GIVEN RECORDS →
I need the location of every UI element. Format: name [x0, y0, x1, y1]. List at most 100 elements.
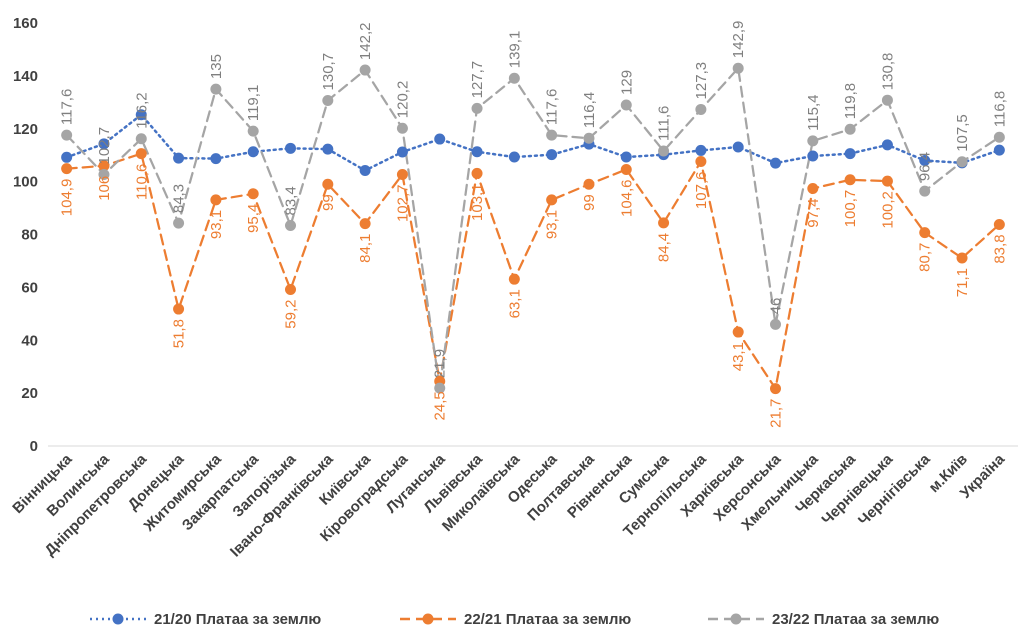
series-3-data-label: 129 — [618, 70, 635, 95]
series-2-point — [658, 217, 670, 229]
legend-marker-3 — [730, 613, 742, 625]
series-2-data-label: 84,4 — [656, 233, 673, 262]
series-3-point — [993, 131, 1005, 143]
series-1-point — [993, 144, 1005, 156]
series-3-data-label: 130,8 — [879, 53, 896, 91]
series-2-point — [359, 218, 371, 230]
series-2-data-label: 24,5 — [432, 391, 449, 420]
series-3-point — [546, 129, 558, 141]
series-3-point — [396, 122, 408, 134]
series-3-point — [508, 72, 520, 84]
series-3-data-label: 115,4 — [805, 94, 822, 130]
series-1-point — [359, 165, 371, 177]
series-2-point — [396, 168, 408, 180]
series-3-point — [98, 168, 110, 180]
series-2-data-label: 71,1 — [954, 268, 971, 297]
series-2-point — [993, 218, 1005, 230]
series-2-data-label: 107,6 — [693, 172, 710, 210]
series-2-data-label: 103,1 — [469, 183, 486, 221]
series-2-point — [881, 175, 893, 187]
series-3-data-label: 139,1 — [506, 31, 523, 69]
series-2-point — [620, 163, 632, 175]
series-1-point — [844, 148, 856, 160]
series-2-point — [732, 326, 744, 338]
series-3-data-label: 117,6 — [59, 89, 76, 125]
series-1-point — [135, 109, 147, 121]
series-2-point — [135, 148, 147, 160]
series-2-point — [285, 283, 296, 295]
series-2-data-label: 83,8 — [991, 234, 1008, 263]
series-2-data-label: 93,1 — [208, 210, 225, 239]
series-3-point — [471, 102, 483, 114]
series-3-point — [919, 185, 931, 197]
legend-label-2: 22/21 Платаа за землю — [464, 611, 631, 628]
series-2-point — [61, 163, 73, 175]
series-3-data-label: 119,8 — [842, 83, 859, 119]
series-2-data-label: 95,4 — [245, 204, 262, 233]
series-3-point — [322, 94, 334, 106]
series-3-point — [770, 318, 781, 330]
series-1-point — [61, 151, 73, 163]
series-2-point — [471, 167, 483, 179]
series-1-point — [210, 153, 222, 165]
series-lines — [65, 65, 1001, 392]
series-3-data-label: 142,2 — [357, 23, 374, 61]
series-line-1 — [65, 112, 1001, 172]
y-tick-label: 160 — [13, 15, 38, 32]
x-axis-ticks: ВінницькаВолинськаДніпропетровськаДонець… — [9, 450, 1008, 560]
series-2-point — [770, 383, 781, 395]
series-2-point — [807, 182, 819, 194]
legend: 21/20 Платаа за землю 22/21 Платаа за зем… — [90, 611, 939, 628]
series-line-3 — [65, 65, 1001, 389]
series-3-data-label: 127,7 — [469, 61, 486, 99]
series-3-point — [807, 135, 819, 147]
series-2-data-label: 93,1 — [544, 210, 561, 239]
series-2-data-label: 59,2 — [283, 299, 300, 328]
series-2-point — [919, 227, 931, 239]
series-3-data-label: 21,9 — [432, 349, 449, 378]
series-3-data-label: 116,4 — [581, 92, 598, 128]
y-tick-label: 40 — [21, 332, 38, 349]
y-tick-label: 120 — [13, 121, 38, 138]
series-1-point — [508, 151, 520, 163]
series-1-point — [919, 154, 931, 166]
series-3-data-label: 116,2 — [133, 92, 150, 128]
series-2-data-label: 102,7 — [394, 184, 411, 222]
series-3-point — [695, 103, 707, 115]
y-axis-ticks: 0 20 40 60 80 100 120 140 160 — [13, 15, 38, 455]
series-2-data-label: 106 — [96, 176, 113, 201]
series-2-point — [247, 188, 259, 200]
series-1-point — [98, 138, 110, 150]
legend-marker-1 — [112, 613, 124, 625]
series-2-data-label: 99 — [581, 194, 598, 211]
series-2-data-label: 97,4 — [805, 198, 822, 227]
series-1-point — [620, 151, 632, 163]
series-3-data-label: 135 — [208, 54, 225, 79]
series-2-point — [173, 303, 185, 315]
series-2-data-label: 80,7 — [917, 243, 934, 272]
series-2-data-label: 51,8 — [171, 319, 188, 348]
series-3-data-label: 127,3 — [693, 62, 710, 100]
series-3-point — [285, 220, 296, 232]
series-2-data-label: 104,6 — [618, 179, 635, 217]
series-2-point — [695, 156, 707, 168]
y-tick-label: 100 — [13, 174, 38, 191]
series-3-point — [658, 145, 670, 157]
series-1-point — [247, 146, 259, 158]
series-3-point — [210, 83, 222, 95]
series-2-data-label: 21,7 — [768, 399, 785, 428]
series-3-point — [620, 99, 632, 111]
series-3-data-label: 84,3 — [171, 184, 188, 213]
series-2-data-label: 43,1 — [730, 342, 747, 371]
series-2-data-label: 100,2 — [879, 191, 896, 229]
series-2-point — [98, 160, 110, 172]
series-3-point — [61, 129, 73, 141]
series-3-point — [956, 156, 968, 168]
series-1-point — [434, 133, 446, 145]
series-3-point — [583, 132, 595, 144]
series-3-point — [881, 94, 893, 106]
series-2-point — [844, 174, 856, 186]
series-line-2 — [65, 152, 1001, 392]
legend-label-1: 21/20 Платаа за землю — [154, 611, 321, 628]
series-3-point — [135, 133, 147, 145]
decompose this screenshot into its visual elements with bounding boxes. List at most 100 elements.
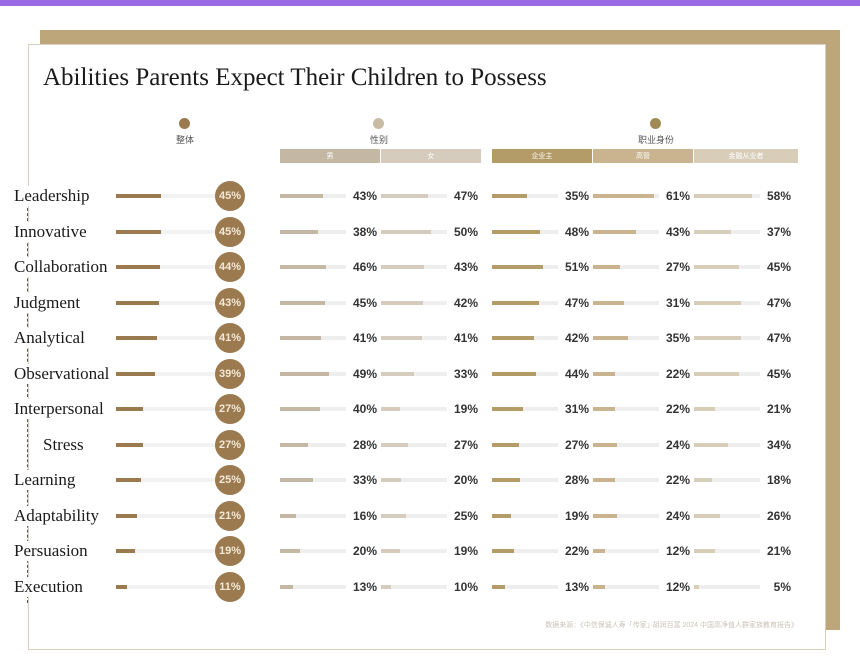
overall-bar — [116, 585, 127, 589]
track-executive — [593, 478, 659, 482]
track-male — [280, 230, 346, 234]
overall-track — [116, 230, 216, 234]
value-label-male: 33% — [352, 473, 377, 487]
bar-entrepreneur — [492, 514, 511, 518]
subheader-male: 男 — [280, 149, 380, 163]
value-label-finance: 47% — [766, 296, 791, 310]
row-label-leadership: Leadership — [14, 186, 92, 206]
track-finance — [694, 301, 760, 305]
bar-entrepreneur — [492, 549, 514, 553]
bar-finance — [694, 549, 715, 553]
track-female — [381, 585, 447, 589]
track-female — [381, 514, 447, 518]
track-executive — [593, 443, 659, 447]
value-label-female: 41% — [453, 331, 478, 345]
bar-executive — [593, 336, 628, 340]
bar-male — [280, 585, 293, 589]
overall-value-bubble: 25% — [215, 465, 245, 495]
track-female — [381, 194, 447, 198]
value-label-executive: 12% — [665, 544, 690, 558]
overall-bar — [116, 230, 161, 234]
track-female — [381, 230, 447, 234]
track-male — [280, 336, 346, 340]
bar-executive — [593, 301, 624, 305]
value-label-female: 47% — [453, 189, 478, 203]
track-female — [381, 478, 447, 482]
track-entrepreneur — [492, 372, 558, 376]
value-label-finance: 34% — [766, 438, 791, 452]
bar-male — [280, 301, 325, 305]
overall-track — [116, 265, 216, 269]
value-label-finance: 5% — [773, 580, 791, 594]
value-label-executive: 27% — [665, 260, 690, 274]
overall-track — [116, 585, 216, 589]
value-label-male: 16% — [352, 509, 377, 523]
row-label-interpersonal: Interpersonal — [14, 399, 106, 419]
bar-finance — [694, 230, 731, 234]
bar-female — [381, 407, 400, 411]
bar-executive — [593, 585, 605, 589]
track-entrepreneur — [492, 478, 558, 482]
overall-value-bubble: 19% — [215, 536, 245, 566]
value-label-executive: 24% — [665, 438, 690, 452]
value-label-entrepreneur: 44% — [564, 367, 589, 381]
row-label-adaptability: Adaptability — [14, 506, 101, 526]
subheader-female: 女 — [381, 149, 481, 163]
track-executive — [593, 585, 659, 589]
value-label-entrepreneur: 28% — [564, 473, 589, 487]
value-label-entrepreneur: 31% — [564, 402, 589, 416]
track-female — [381, 372, 447, 376]
bar-entrepreneur — [492, 336, 534, 340]
track-entrepreneur — [492, 443, 558, 447]
value-label-finance: 18% — [766, 473, 791, 487]
bar-female — [381, 336, 422, 340]
bar-executive — [593, 265, 620, 269]
track-male — [280, 194, 346, 198]
value-label-female: 43% — [453, 260, 478, 274]
track-executive — [593, 336, 659, 340]
track-executive — [593, 301, 659, 305]
overall-track — [116, 407, 216, 411]
subheader-finance: 金融从业者 — [694, 149, 798, 163]
track-finance — [694, 230, 760, 234]
bar-male — [280, 407, 320, 411]
track-male — [280, 585, 346, 589]
value-label-executive: 43% — [665, 225, 690, 239]
page-title: Abilities Parents Expect Their Children … — [43, 64, 547, 91]
value-label-male: 38% — [352, 225, 377, 239]
value-label-male: 20% — [352, 544, 377, 558]
track-female — [381, 265, 447, 269]
track-finance — [694, 549, 760, 553]
value-label-entrepreneur: 22% — [564, 544, 589, 558]
overall-value-bubble: 44% — [215, 252, 245, 282]
value-label-finance: 45% — [766, 260, 791, 274]
track-female — [381, 336, 447, 340]
value-label-male: 40% — [352, 402, 377, 416]
value-label-female: 50% — [453, 225, 478, 239]
value-label-entrepreneur: 27% — [564, 438, 589, 452]
value-label-male: 45% — [352, 296, 377, 310]
track-executive — [593, 265, 659, 269]
bar-executive — [593, 372, 615, 376]
value-label-male: 43% — [352, 189, 377, 203]
value-label-executive: 22% — [665, 367, 690, 381]
bar-executive — [593, 194, 654, 198]
track-entrepreneur — [492, 265, 558, 269]
track-female — [381, 301, 447, 305]
bar-female — [381, 301, 423, 305]
row-label-judgment: Judgment — [14, 293, 83, 313]
bar-male — [280, 336, 321, 340]
overall-value-bubble: 21% — [215, 501, 245, 531]
track-finance — [694, 585, 760, 589]
overall-track — [116, 478, 216, 482]
bar-finance — [694, 443, 728, 447]
bar-finance — [694, 407, 715, 411]
bar-female — [381, 549, 400, 553]
overall-value-bubble: 45% — [215, 181, 245, 211]
value-label-male: 41% — [352, 331, 377, 345]
value-label-entrepreneur: 51% — [564, 260, 589, 274]
overall-track — [116, 549, 216, 553]
overall-value-bubble: 41% — [215, 323, 245, 353]
value-label-finance: 26% — [766, 509, 791, 523]
track-finance — [694, 265, 760, 269]
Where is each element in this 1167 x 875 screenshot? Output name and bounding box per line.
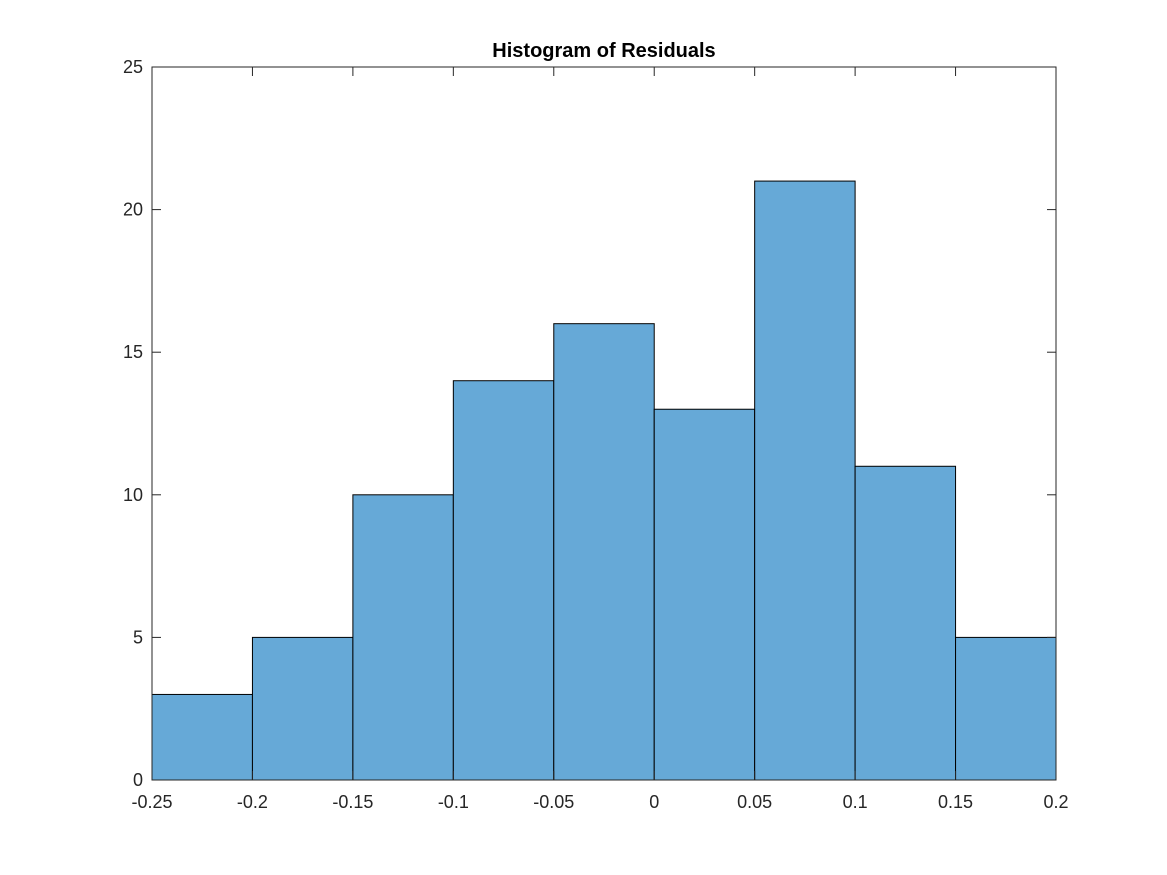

DO THIS →
Copy the records from the line with "series-3-data-label: 129 — [618, 70, 635, 95]" to the line with "series-1-point — [993, 144, 1005, 156]", putting "dot" wherever "point" appears and changing nothing else.

EXPECTED ANSWER →
series-3-data-label: 129 — [618, 70, 635, 95]
series-2-dot — [658, 217, 670, 229]
legend-marker-3 — [730, 613, 742, 625]
series-2-data-label: 84,4 — [656, 233, 673, 262]
series-3-dot — [993, 131, 1005, 143]
series-1-dot — [993, 144, 1005, 156]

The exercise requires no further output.